Gather all lines from the material that contain the word "subscript".
>> START Extracted data
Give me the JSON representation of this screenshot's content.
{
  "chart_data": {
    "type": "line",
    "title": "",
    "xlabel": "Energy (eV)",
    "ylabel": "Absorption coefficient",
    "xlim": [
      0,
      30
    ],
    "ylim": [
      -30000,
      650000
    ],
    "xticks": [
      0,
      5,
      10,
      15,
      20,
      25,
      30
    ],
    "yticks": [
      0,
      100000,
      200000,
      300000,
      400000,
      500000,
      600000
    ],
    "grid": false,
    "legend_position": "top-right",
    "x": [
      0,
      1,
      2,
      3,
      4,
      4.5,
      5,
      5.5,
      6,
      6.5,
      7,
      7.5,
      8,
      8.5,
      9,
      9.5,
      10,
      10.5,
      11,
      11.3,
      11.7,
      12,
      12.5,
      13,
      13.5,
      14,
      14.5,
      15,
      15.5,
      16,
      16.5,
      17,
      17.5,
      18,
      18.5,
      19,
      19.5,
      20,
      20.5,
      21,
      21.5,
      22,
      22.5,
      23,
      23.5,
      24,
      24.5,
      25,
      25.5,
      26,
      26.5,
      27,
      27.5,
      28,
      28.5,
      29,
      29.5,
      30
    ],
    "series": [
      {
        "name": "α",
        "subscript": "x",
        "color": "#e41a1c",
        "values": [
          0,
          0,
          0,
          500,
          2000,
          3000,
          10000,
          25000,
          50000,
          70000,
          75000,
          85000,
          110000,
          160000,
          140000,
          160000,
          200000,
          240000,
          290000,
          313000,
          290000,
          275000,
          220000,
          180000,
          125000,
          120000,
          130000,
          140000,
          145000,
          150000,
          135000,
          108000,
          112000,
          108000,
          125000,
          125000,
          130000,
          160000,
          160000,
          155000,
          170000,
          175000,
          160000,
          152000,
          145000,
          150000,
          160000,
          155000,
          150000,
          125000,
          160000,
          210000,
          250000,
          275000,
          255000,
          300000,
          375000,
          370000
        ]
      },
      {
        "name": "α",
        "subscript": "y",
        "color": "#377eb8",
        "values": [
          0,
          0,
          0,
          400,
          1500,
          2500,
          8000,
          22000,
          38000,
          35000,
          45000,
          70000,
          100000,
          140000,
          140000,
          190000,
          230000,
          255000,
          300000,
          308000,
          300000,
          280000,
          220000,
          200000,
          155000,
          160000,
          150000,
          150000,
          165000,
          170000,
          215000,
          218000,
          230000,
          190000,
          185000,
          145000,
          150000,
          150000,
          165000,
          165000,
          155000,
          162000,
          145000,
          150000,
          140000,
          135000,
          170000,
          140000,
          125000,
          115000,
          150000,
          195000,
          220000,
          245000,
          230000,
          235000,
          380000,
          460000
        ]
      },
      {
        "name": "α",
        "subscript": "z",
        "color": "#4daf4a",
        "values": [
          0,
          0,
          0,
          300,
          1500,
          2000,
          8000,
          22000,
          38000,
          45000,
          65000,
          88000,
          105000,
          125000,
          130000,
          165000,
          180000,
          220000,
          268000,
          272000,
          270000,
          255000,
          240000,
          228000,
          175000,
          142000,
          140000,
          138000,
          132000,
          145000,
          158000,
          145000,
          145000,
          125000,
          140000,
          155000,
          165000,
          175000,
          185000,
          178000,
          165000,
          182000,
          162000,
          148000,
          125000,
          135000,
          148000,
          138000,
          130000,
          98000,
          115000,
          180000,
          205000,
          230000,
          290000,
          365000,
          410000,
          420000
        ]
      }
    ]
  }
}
>> END Extracted data
**Response to the exercise:**
        "subscript": "x",
        "subscript": "y",
        "subscript": "z",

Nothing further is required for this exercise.